Look through the listing for the word "name". Copy each line that has it.

[Figure content listings]
· · · · ·

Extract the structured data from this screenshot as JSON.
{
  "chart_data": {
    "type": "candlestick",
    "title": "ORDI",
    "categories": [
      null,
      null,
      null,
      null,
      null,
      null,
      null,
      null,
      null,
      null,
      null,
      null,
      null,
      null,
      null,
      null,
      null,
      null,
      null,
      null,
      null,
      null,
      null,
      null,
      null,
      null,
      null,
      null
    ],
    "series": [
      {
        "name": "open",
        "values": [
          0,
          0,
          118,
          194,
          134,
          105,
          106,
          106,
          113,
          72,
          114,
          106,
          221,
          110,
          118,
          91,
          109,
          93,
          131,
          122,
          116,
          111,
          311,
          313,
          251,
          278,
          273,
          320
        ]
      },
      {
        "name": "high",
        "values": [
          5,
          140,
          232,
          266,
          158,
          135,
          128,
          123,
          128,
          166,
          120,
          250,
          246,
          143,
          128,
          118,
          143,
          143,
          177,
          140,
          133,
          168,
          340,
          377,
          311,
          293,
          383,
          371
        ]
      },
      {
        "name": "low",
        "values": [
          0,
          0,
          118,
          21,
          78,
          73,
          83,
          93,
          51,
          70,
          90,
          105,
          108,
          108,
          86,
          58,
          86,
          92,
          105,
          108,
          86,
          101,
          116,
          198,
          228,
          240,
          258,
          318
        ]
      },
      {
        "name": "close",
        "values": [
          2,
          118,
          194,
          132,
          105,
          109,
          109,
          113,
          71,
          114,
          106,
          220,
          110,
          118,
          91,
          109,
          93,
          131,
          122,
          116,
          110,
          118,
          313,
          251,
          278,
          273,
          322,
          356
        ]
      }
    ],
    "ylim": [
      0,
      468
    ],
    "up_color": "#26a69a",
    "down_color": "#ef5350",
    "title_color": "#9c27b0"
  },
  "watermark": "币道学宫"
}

· · · · ·

Finished answer:
        "name": "open",
        "name": "high",
        "name": "low",
        "name": "close",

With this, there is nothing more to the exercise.